- EXERCISE DETAILS
Return every line of the data below that includes the string "before".

##############################

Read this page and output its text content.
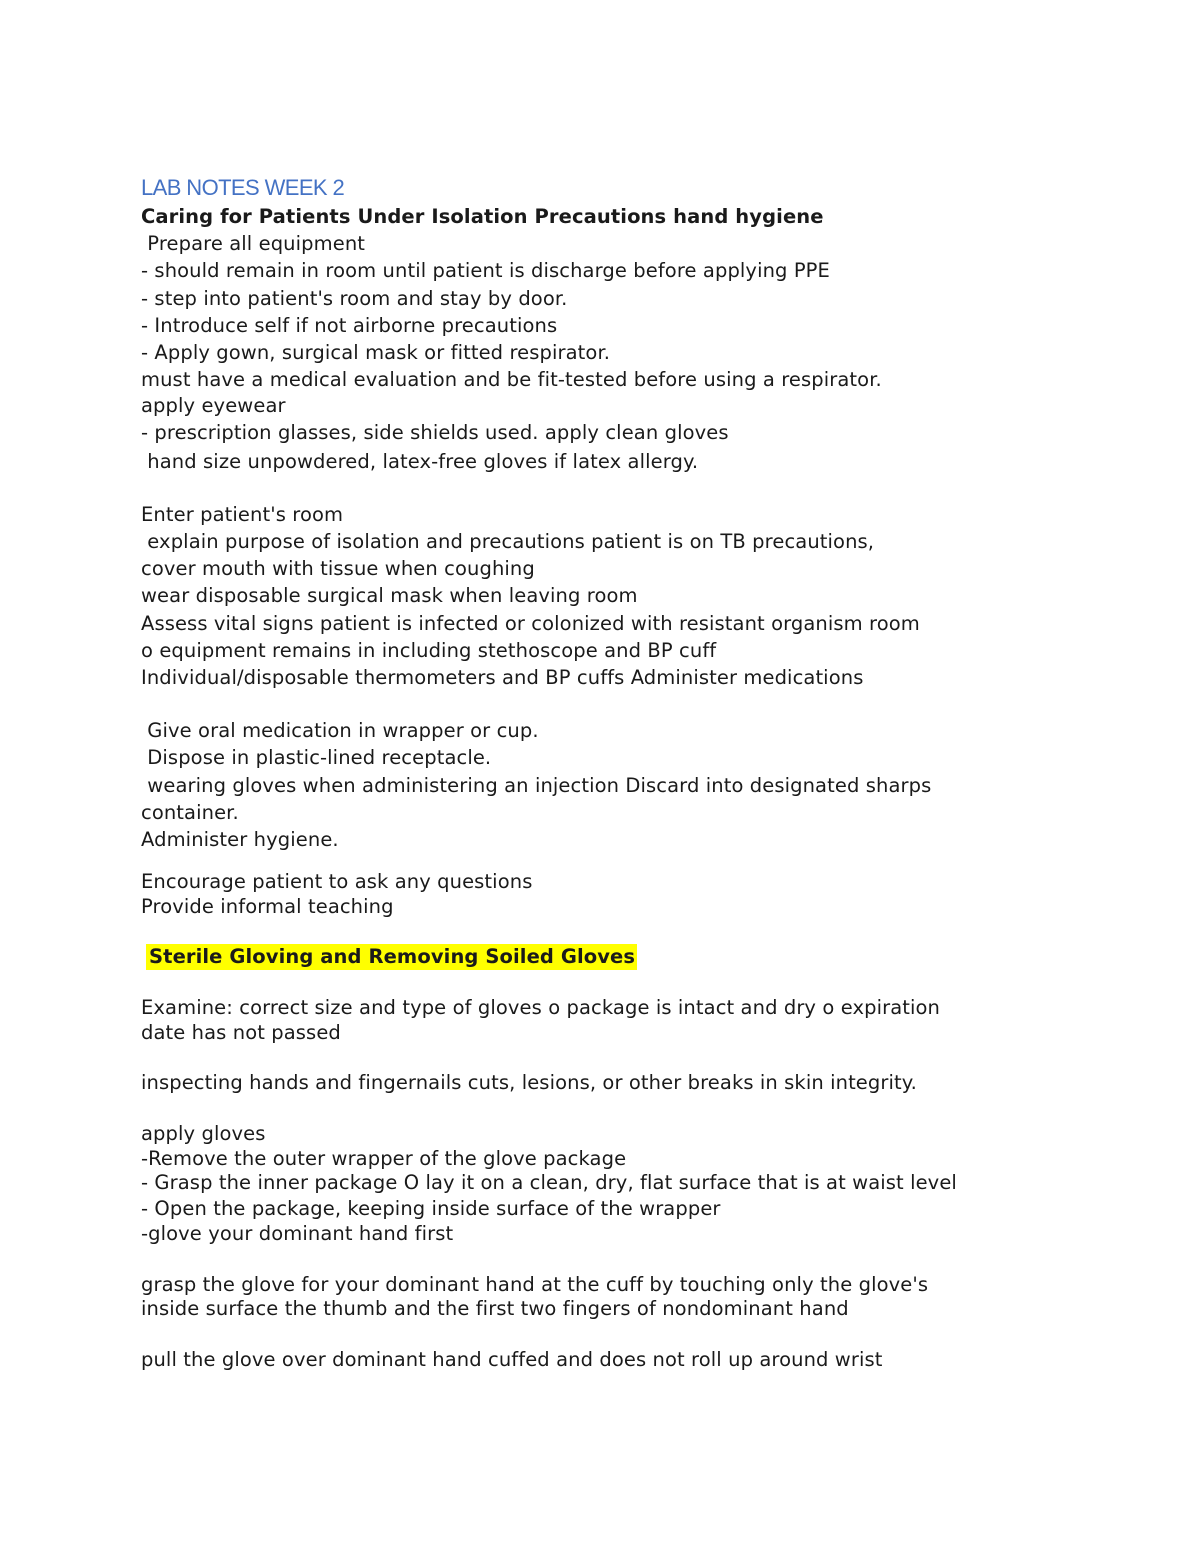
LAB NOTES WEEK 2
Caring for Patients Under Isolation Precautions hand hygiene
Prepare all equipment
- should remain in room until patient is discharge before applying PPE
- step into patient's room and stay by door.
- Introduce self if not airborne precautions
- Apply gown, surgical mask or fitted respirator.
must have a medical evaluation and be fit-tested before using a respirator.
apply eyewear
- prescription glasses, side shields used. apply clean gloves
hand size unpowdered, latex-free gloves if latex allergy.
Enter patient's room
explain purpose of isolation and precautions patient is on TB precautions,
cover mouth with tissue when coughing
wear disposable surgical mask when leaving room
Assess vital signs patient is infected or colonized with resistant organism room
o equipment remains in including stethoscope and BP cuff
Individual/disposable thermometers and BP cuffs Administer medications
Give oral medication in wrapper or cup.
Dispose in plastic-lined receptacle.
wearing gloves when administering an injection Discard into designated sharps
container.
Administer hygiene.
Encourage patient to ask any questions
Provide informal teaching
Sterile Gloving and Removing Soiled Gloves
Examine: correct size and type of gloves o package is intact and dry o expiration
date has not passed
inspecting hands and fingernails cuts, lesions, or other breaks in skin integrity.
apply gloves
-Remove the outer wrapper of the glove package
- Grasp the inner package O lay it on a clean, dry, flat surface that is at waist level
- Open the package, keeping inside surface of the wrapper
-glove your dominant hand first
grasp the glove for your dominant hand at the cuff by touching only the glove's
inside surface the thumb and the first two fingers of nondominant hand
pull the glove over dominant hand cuffed and does not roll up around wrist
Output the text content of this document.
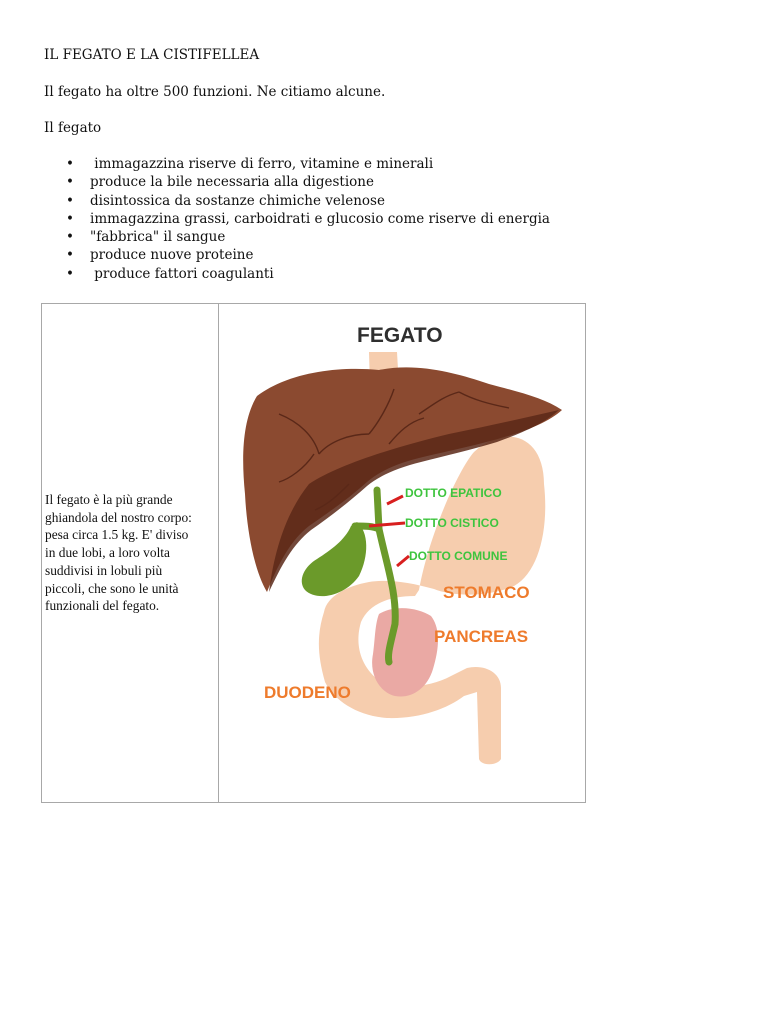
IL FEGATO E LA CISTIFELLEA

Il fegato ha oltre 500 funzioni. Ne citiamo alcune.

Il fegato

• immagazzina riserve di ferro, vitamine e minerali
• produce la bile necessaria alla digestione
• disintossica da sostanze chimiche velenose
• immagazzina grassi, carboidrati e glucosio come riserve di energia
• "fabbrica" il sangue
• produce nuove proteine
• produce fattori coagulanti

Il fegato è la più grande
ghiandola del nostro corpo:
pesa circa 1.5 kg. E' diviso
in due lobi, a loro volta
suddivisi in lobuli più
piccoli, che sono le unità
funzionali del fegato.

FEGATO
DOTTO EPATICO
DOTTO CISTICO
DOTTO COMUNE
STOMACO
PANCREAS
DUODENO
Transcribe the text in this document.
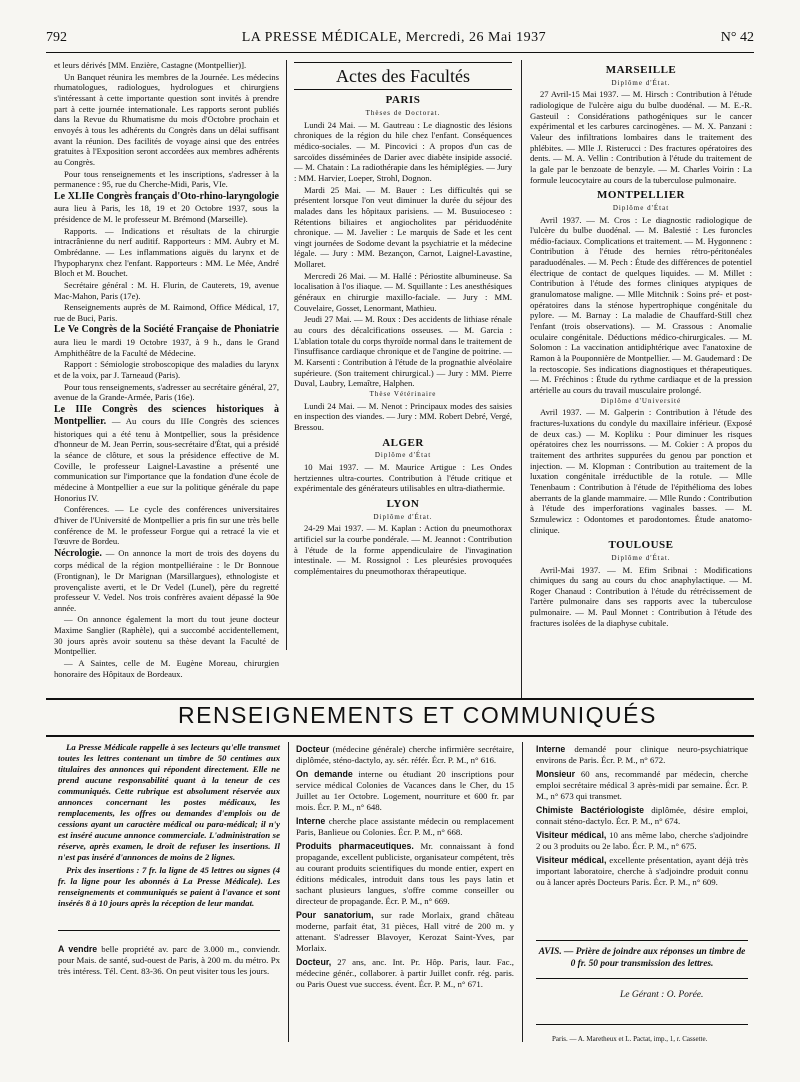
792	LA PRESSE MÉDICALE, Mercredi, 26 Mai 1937	N° 42

et leurs dérivés [MM. Enzière, Castagne (Montpellier)].

Un Banquet réunira les membres de la Journée. Les médecins rhumatologues, radiologues, hydrologues et chirurgiens s'intéressant à cette importante question sont invités à prendre part à cette journée internationale. Les rapports seront publiés dans la Revue du Rhumatisme du mois d'Octobre prochain et envoyés à tous les adhérents du Congrès dans un délai suffisant avant la réunion. Des facilités de voyage ainsi que des entrées gratuites à l'Exposition seront accordées aux membres adhérents au Congrès.

Pour tous renseignements et les inscriptions, s'adresser à la permanence : 95, rue du Cherche-Midi, Paris, VIe.

Le XLIIe Congrès français d'Oto-rhino-laryngologie aura lieu à Paris, les 18, 19 et 20 Octobre 1937, sous la présidence de M. le professeur M. Brémond (Marseille).

Rapports. — Indications et résultats de la chirurgie intracrânienne du nerf auditif. Rapporteurs : MM. Aubry et M. Ombrédanne. — Les inflammations aiguës du larynx et de l'hypopharynx chez l'enfant. Rapporteurs : MM. Le Mée, André Bloch et M. Bouchet.

Secrétaire général : M. H. Flurin, de Cauterets, 19, avenue Mac-Mahon, Paris (17e).

Renseignements auprès de M. Raimond, Office Médical, 17, rue de Buci, Paris.

Le Ve Congrès de la Société Française de Phoniatrie aura lieu le mardi 19 Octobre 1937, à 9 h., dans le Grand Amphithéâtre de la Faculté de Médecine.

Rapport : Sémiologie stroboscopique des maladies du larynx et de la voix, par J. Tarneaud (Paris).

Pour tous renseignements, s'adresser au secrétaire général, 27, avenue de la Grande-Armée, Paris (16e).

Le IIIe Congrès des sciences historiques à Montpellier. — Au cours du IIIe Congrès des sciences historiques qui a été tenu à Montpellier, sous la présidence d'honneur de M. Jean Perrin, sous-secrétaire d'État, qui a présidé la séance de clôture, et sous la présidence effective de M. Coville, le professeur Laignel-Lavastine a présenté une communication sur l'importance que la fondation d'une école de médecine à Montpellier a eue sur la politique générale du pape Honorius IV.

Conférences. — Le cycle des conférences universitaires d'hiver de l'Université de Montpellier a pris fin sur une très belle conférence de M. le professeur Forgue qui a retracé la vie et l'œuvre de Bordeu.

Nécrologie. — On annonce la mort de trois des doyens du corps médical de la région montpelliéraine : le Dr Bonnoue (Frontignan), le Dr Marignan (Marsillargues), ethnologiste et provençaliste averti, et le Dr Vedel (Lunel), père du regretté professeur V. Vedel. Nos trois confrères avaient dépassé la 90e année.

— On annonce également la mort du tout jeune docteur Maxime Sanglier (Raphèle), qui a succombé accidentellement, 30 jours après avoir soutenu sa thèse devant la Faculté de Montpellier.

— A Saintes, celle de M. Eugène Moreau, chirurgien honoraire des Hôpitaux de Bordeaux.

Actes des Facultés
PARIS
Thèses de Doctorat.

Lundi 24 Mai. — M. Gautreau : Le diagnostic des lésions chroniques de la région du hile chez l'enfant. Conséquences médico-sociales. — M. Pincovici : A propos d'un cas de sarcoïdes disséminées de Darier avec diabète insipide associé. — M. Chatain : La radiothérapie dans les hémiplégies. — Jury : MM. Harvier, Loeper, Strohl, Dognon.

Mardi 25 Mai. — M. Bauer : Les difficultés qui se présentent lorsque l'on veut diminuer la durée du séjour des malades dans les hôpitaux parisiens. — M. Busuioceseo : Rétentions biliaires et angiocholites par périduodénite chronique. — M. Javelier : Le marquis de Sade et les cent vingt journées de Sodome devant la psychiatrie et la médecine légale. — Jury : MM. Bezançon, Carnot, Laignel-Lavastine, Mollaret.

Mercredi 26 Mai. — M. Hallé : Périostite albumineuse. Sa localisation à l'os iliaque. — M. Squillante : Les anesthésiques généraux en chirurgie maxillo-faciale. — Jury : MM. Couvelaire, Gosset, Lenormant, Mathieu.

Jeudi 27 Mai. — M. Roux : Des accidents de lithiase rénale au cours des décalcifications osseuses. — M. Garcia : L'ablation totale du corps thyroïde normal dans le traitement de l'insuffisance cardiaque chronique et de l'angine de poitrine. — M. Karsenti : Contribution à l'étude de la prognathie alvéolaire supérieure. (Son traitement chirurgical.) — Jury : MM. Pierre Duval, Laubry, Lemaître, Halphen.

Thèse Vétérinaire

Lundi 24 Mai. — M. Nenot : Principaux modes des saisies en inspection des viandes. — Jury : MM. Robert Debré, Vergé, Bressou.

ALGER
Diplôme d'État

10 Mai 1937. — M. Maurice Artigue : Les Ondes hertziennes ultra-courtes. Contribution à l'étude critique et expérimentale des générateurs utilisables en ultra-diathermie.

LYON
Diplôme d'État.

24-29 Mai 1937. — M. Kaplan : Action du pneumothorax artificiel sur la courbe pondérale. — M. Jeannot : Contribution à l'étude de la forme appendiculaire de l'invagination intestinale. — M. Rossignol : Les pleurésies provoquées complémentaires du pneumothorax thérapeutique.

MARSEILLE
Diplôme d'État.

27 Avril-15 Mai 1937. — M. Hirsch : Contribution à l'étude radiologique de l'ulcère aigu du bulbe duodénal. — M. E.-R. Gasteuil : Considérations pathogéniques sur le cancer expérimental et les carbures carcinogènes. — M. X. Panzani : Valeur des infiltrations lombaires dans le traitement des phlébites. — Mlle J. Risterucci : Des fractures opératoires des dents. — M. A. Vellin : Contribution à l'étude du traitement de la gale par le benzoate de benzyle. — M. Charles Voirin : La formule leucocytaire au cours de la tuberculose pulmonaire.

MONTPELLIER
Diplôme d'État

Avril 1937. — M. Cros : Le diagnostic radiologique de l'ulcère du bulbe duodénal. — M. Balestié : Les furoncles médio-faciaux. Complications et traitement. — M. Hygonnenc : Contribution à l'étude des hernies rétro-péritonéales paraduodénales. — M. Pech : Étude des différences de potentiel électrique de contact de quelques liquides. — M. Millet : Contribution à l'étude des formes cliniques atypiques de granulomatose maligne. — Mlle Mitchnik : Soins pré- et post-opératoires dans la sténose hypertrophique congénitale du pylore. — M. Barnay : La maladie de Chauffard-Still chez l'enfant (trois observations). — M. Crassous : Anomalie oculaire congénitale. Déductions médico-chirurgicales. — M. Solomon : La vaccination antidiphtérique avec l'anatoxine de Ramon à la Pouponnière de Montpellier. — M. Gaudemard : De la rectoscopie. Ses indications diagnostiques et thérapeutiques. — M. Fréchinos : Étude du rythme cardiaque et de la pression artérielle au cours du travail musculaire prolongé.

Diplôme d'Université

Avril 1937. — M. Galperin : Contribution à l'étude des fractures-luxations du condyle du maxillaire inférieur. (Exposé de deux cas.) — M. Kopliku : Pour diminuer les risques opératoires chez les nourrissons. — M. Cokier : A propos du traitement des arthrites suppurées du genou par ponction et injection. — M. Klopman : Contribution au traitement de la luxation congénitale irréductible de la rotule. — Mlle Tenenbaum : Contribution à l'étude de l'épithélioma des lobes aberrants de la glande mammaire. — Mlle Rundo : Contribution à l'étude des imperforations vaginales basses. — M. Szmulewicz : Odontomes et parodontomes. Étude anatomo-clinique.

TOULOUSE
Diplôme d'État.

Avril-Mai 1937. — M. Efim Sribnai : Modifications chimiques du sang au cours du choc anaphylactique. — M. Roger Chanaud : Contribution à l'étude du rétrécissement de l'artère pulmonaire dans ses rapports avec la tuberculose pulmonaire. — M. Paul Monnet : Contribution à l'étude des fractures isolées de la diaphyse cubitale.

RENSEIGNEMENTS ET COMMUNIQUÉS

La Presse Médicale rappelle à ses lecteurs qu'elle transmet toutes les lettres contenant un timbre de 50 centimes aux titulaires des annonces qui répondent directement. Elle ne prend aucune responsabilité quant à la teneur de ces communiqués. Cette rubrique est absolument réservée aux annonces concernant les postes médicaux, les remplacements, les offres ou demandes d'emplois ou de cessions ayant un caractère médical ou para-médical; il n'y est inséré aucune annonce commerciale. L'administration se réserve, après examen, le droit de refuser les insertions. Il n'est pas inséré d'annonces de moins de 2 lignes.

Prix des insertions : 7 fr. la ligne de 45 lettres ou signes (4 fr. la ligne pour les abonnés à La Presse Médicale). Les renseignements et communiqués se paient à l'avance et sont insérés 8 à 10 jours après la réception de leur mandat.

A vendre belle propriété av. parc de 3.000 m., conviendr. pour Mais. de santé, sud-ouest de Paris, à 200 m. du métro. Px très intéress. Tél. Cent. 83-36. On peut visiter tous les jours.

Docteur (médecine générale) cherche infirmière secrétaire, diplômée, sténo-dactylo, ay. sér. référ. Écr. P. M., n° 616.

On demande interne ou étudiant 20 inscriptions pour service médical Colonies de Vacances dans le Cher, du 15 Juillet au 1er Octobre. Logement, nourriture et 600 fr. par mois. Écr. P. M., n° 648.

Interne cherche place assistante médecin ou remplacement Paris, Banlieue ou Colonies. Écr. P. M., n° 668.

Produits pharmaceutiques. Mr. connaissant à fond propagande, excellent publiciste, organisateur compétent, très au courant produits scientifiques du monde entier, expert en éditions médicales, introduit dans tous les pays latin et sachant plusieurs langues, s'offre comme conseiller ou directeur de propagande. Écr. P. M., n° 669.

Pour sanatorium, sur rade Morlaix, grand château moderne, parfait état, 31 pièces, Hall vitré de 200 m. y attenant. S'adresser Blavoyer, Kerozat Saint-Yves, par Morlaix.

Docteur, 27 ans, anc. Int. Pr. Hôp. Paris, laur. Fac., médecine génér., collaborer. à partir Juillet confr. rég. paris. ou Paris Ouest vue success. évent. Écr. P. M., n° 671.

Interne demandé pour clinique neuro-psychiatrique environs de Paris. Écr. P. M., n° 672.

Monsieur 60 ans, recommandé par médecin, cherche emploi secrétaire médical 3 après-midi par semaine. Écr. P. M., n° 673 qui transmet.

Chimiste Bactériologiste diplômée, désire emploi, connait sténo-dactylo. Écr. P. M., n° 674.

Visiteur médical, 10 ans même labo, cherche s'adjoindre 2 ou 3 produits ou 2e labo. Écr. P. M., n° 675.

Visiteur médical, excellente présentation, ayant déjà très important laboratoire, cherche à s'adjoindre produit connu ou à lancer après Docteurs Paris. Écr. P. M., n° 609.

AVIS. — Prière de joindre aux réponses un timbre de 0 fr. 50 pour transmission des lettres.
Le Gérant : O. Porée.
Paris. — A. Maretheux et L. Pactat, imp., 1, r. Cassette.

##############################

- ANSWER SPACE
- should remain in room until patient is discharge before applying PPE
must have a medical evaluation and be fit-tested before using a respirator.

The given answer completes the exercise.